→ **Exercise aim**:
From the entries below, gather each line containing the word "What".

→ **Excerpted data**:
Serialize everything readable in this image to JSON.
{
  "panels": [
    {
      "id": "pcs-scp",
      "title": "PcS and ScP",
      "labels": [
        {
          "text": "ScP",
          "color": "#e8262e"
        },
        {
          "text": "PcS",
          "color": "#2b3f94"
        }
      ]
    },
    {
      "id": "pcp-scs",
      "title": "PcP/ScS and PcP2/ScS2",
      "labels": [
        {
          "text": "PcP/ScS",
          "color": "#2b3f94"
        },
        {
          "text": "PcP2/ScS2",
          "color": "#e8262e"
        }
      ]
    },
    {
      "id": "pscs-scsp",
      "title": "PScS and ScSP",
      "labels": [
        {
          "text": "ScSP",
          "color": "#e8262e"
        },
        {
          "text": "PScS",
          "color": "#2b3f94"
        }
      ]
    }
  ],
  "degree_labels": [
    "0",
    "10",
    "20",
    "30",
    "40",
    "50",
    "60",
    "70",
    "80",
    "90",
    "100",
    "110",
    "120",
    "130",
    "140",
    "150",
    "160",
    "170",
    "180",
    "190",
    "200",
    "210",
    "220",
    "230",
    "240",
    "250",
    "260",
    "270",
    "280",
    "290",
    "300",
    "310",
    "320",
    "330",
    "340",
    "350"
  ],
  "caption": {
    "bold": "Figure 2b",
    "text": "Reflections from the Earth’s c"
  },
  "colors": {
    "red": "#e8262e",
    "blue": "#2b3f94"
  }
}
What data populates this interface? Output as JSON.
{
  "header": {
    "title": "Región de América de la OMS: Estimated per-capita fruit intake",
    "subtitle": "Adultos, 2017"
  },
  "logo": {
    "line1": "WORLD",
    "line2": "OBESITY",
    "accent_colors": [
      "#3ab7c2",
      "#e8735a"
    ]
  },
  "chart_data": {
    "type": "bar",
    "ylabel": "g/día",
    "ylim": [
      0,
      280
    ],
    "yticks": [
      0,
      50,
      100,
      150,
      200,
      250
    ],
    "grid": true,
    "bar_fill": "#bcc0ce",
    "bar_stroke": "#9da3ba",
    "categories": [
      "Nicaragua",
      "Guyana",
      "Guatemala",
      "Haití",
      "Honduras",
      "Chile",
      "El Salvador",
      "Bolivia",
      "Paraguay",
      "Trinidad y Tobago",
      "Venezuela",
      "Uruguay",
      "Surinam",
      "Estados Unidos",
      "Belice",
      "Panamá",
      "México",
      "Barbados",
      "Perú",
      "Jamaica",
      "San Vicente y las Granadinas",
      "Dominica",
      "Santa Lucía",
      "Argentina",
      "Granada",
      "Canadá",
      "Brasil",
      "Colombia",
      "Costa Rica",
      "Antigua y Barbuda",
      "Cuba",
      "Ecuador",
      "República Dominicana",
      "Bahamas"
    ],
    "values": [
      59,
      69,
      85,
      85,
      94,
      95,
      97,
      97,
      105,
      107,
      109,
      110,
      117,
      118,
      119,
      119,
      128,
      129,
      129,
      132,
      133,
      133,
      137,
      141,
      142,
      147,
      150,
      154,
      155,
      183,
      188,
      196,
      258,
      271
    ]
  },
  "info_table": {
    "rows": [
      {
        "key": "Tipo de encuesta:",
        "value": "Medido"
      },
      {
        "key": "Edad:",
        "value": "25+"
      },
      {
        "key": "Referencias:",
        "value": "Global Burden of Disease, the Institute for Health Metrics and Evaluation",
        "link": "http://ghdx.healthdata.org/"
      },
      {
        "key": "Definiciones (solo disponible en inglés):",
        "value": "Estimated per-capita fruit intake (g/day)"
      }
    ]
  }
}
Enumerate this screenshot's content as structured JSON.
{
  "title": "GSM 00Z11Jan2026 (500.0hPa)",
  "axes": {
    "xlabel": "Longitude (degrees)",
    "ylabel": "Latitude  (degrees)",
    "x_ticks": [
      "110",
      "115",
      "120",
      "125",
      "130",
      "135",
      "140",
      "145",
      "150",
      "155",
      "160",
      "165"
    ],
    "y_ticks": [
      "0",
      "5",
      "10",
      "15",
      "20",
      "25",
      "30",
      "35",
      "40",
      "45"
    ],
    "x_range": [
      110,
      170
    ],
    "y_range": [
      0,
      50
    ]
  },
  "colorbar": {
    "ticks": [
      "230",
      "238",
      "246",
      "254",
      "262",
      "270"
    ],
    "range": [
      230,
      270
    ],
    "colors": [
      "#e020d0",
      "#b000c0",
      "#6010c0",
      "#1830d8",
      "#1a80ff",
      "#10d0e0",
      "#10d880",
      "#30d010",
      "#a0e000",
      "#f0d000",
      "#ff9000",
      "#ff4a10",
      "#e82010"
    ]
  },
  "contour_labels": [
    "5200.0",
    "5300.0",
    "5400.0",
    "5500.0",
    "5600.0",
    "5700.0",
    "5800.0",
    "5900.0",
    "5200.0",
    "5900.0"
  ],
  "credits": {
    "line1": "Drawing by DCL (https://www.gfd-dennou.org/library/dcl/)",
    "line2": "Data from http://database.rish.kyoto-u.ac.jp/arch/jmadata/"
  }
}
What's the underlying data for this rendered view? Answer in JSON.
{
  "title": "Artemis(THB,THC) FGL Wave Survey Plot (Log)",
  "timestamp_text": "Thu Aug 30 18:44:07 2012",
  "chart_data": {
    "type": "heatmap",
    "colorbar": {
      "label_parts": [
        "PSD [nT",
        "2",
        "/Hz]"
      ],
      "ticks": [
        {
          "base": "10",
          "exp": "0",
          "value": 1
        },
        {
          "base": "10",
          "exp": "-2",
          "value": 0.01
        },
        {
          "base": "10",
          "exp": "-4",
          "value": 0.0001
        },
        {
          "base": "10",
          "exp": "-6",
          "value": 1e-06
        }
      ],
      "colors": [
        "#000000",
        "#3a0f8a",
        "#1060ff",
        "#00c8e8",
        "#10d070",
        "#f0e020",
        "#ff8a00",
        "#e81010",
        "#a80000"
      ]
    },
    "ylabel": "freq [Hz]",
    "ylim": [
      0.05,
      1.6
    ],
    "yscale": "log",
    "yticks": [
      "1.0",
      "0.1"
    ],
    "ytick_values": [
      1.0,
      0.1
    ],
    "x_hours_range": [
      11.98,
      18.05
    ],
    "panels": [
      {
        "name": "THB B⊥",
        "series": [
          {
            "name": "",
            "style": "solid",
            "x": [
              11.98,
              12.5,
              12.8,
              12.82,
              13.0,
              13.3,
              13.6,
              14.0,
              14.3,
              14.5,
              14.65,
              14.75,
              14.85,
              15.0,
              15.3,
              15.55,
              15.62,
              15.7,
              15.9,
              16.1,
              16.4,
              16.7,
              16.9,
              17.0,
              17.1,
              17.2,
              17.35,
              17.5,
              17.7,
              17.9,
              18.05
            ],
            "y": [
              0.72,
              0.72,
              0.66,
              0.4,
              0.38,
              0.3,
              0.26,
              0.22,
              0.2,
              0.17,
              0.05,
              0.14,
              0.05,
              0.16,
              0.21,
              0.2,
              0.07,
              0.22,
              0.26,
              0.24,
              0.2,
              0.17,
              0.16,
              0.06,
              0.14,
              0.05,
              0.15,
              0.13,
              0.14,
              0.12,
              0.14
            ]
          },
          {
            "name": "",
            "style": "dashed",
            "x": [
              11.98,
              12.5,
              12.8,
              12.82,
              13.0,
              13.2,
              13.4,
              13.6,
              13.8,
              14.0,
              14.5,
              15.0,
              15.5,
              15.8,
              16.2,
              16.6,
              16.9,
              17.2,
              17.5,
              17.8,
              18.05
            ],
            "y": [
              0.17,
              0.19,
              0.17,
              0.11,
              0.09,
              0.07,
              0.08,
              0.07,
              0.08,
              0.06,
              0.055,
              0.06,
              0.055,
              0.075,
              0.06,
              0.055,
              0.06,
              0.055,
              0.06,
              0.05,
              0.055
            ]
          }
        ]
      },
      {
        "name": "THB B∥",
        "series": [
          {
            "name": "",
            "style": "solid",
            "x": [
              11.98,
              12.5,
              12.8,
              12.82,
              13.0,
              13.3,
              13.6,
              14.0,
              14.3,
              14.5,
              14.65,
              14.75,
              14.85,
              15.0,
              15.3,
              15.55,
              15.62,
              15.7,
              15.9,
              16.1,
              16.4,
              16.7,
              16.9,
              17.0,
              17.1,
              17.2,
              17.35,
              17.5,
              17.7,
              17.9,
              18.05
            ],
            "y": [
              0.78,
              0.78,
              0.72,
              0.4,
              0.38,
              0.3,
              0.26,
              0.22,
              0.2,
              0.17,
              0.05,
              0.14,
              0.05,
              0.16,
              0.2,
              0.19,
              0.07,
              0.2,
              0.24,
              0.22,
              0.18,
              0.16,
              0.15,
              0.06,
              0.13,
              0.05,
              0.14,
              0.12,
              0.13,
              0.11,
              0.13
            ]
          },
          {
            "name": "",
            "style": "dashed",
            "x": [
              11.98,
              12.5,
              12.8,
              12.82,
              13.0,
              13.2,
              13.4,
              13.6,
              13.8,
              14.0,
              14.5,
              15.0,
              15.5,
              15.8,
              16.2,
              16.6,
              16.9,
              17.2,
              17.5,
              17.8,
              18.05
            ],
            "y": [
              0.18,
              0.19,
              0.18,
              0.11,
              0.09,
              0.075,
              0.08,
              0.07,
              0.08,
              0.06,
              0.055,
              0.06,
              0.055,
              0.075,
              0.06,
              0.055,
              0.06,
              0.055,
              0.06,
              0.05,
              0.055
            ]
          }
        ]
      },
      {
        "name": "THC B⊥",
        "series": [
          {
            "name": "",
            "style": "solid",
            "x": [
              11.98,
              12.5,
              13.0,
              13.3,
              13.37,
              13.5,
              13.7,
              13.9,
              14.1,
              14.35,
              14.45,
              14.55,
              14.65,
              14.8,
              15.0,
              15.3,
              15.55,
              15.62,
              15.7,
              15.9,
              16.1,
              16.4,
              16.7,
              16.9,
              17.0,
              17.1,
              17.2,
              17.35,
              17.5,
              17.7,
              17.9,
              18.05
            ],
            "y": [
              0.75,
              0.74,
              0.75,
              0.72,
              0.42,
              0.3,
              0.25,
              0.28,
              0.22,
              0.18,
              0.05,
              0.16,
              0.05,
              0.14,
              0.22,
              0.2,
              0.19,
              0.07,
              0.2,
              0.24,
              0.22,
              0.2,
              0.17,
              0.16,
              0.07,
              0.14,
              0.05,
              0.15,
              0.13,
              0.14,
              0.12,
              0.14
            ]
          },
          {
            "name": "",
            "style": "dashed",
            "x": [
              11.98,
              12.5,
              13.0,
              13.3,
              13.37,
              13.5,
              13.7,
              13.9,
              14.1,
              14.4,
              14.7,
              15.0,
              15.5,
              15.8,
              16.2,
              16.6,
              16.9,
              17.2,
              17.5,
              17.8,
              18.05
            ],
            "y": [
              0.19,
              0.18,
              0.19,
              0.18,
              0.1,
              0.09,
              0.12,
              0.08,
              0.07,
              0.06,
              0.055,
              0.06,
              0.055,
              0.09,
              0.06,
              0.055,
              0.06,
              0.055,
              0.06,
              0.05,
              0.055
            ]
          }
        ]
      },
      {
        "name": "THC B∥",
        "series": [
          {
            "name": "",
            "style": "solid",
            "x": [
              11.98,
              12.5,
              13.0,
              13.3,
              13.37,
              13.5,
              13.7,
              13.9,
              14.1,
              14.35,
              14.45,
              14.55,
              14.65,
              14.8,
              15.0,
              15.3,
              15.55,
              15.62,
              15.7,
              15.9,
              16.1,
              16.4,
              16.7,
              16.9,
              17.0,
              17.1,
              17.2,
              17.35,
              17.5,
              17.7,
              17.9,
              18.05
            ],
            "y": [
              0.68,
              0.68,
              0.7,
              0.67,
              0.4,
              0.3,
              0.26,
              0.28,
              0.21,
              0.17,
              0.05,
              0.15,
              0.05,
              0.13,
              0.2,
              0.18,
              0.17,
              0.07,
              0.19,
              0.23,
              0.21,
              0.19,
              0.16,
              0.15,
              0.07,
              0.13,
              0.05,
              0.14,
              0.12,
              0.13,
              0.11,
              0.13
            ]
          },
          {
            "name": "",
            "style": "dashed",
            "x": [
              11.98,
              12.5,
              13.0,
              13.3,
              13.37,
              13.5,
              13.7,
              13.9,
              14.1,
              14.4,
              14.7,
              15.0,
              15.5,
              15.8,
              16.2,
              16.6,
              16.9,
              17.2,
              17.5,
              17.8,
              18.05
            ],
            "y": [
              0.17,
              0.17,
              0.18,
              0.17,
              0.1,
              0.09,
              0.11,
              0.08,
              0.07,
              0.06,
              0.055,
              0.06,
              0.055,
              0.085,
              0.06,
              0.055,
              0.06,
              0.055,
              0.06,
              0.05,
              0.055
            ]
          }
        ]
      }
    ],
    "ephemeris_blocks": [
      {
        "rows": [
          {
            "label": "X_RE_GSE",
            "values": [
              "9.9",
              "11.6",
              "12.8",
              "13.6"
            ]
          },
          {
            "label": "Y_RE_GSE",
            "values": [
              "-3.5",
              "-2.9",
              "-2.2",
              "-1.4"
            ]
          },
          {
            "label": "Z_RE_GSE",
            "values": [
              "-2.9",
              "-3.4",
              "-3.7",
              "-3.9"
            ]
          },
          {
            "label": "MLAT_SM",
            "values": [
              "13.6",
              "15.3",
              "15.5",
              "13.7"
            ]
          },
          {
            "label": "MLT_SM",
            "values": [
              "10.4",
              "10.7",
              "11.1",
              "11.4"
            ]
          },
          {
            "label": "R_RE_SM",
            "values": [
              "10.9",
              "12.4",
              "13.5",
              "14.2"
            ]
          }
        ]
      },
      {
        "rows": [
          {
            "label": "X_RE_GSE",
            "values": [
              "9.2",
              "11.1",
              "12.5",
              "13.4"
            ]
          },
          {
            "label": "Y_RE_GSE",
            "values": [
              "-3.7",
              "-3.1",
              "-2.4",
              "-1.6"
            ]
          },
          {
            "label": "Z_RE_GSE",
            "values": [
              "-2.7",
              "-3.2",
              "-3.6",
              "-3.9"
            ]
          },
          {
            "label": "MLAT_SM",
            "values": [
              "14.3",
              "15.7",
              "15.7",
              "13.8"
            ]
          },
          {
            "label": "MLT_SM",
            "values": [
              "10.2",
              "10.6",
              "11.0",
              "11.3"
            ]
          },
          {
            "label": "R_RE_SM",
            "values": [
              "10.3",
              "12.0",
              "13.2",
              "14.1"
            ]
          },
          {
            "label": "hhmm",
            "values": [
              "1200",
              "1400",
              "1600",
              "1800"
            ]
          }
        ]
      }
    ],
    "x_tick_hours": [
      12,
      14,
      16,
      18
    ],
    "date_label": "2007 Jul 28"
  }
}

→ **Exercise response**:
What data populates this interface? Output as JSON.
What's the underlying data for this rendered view? Answer in JSON.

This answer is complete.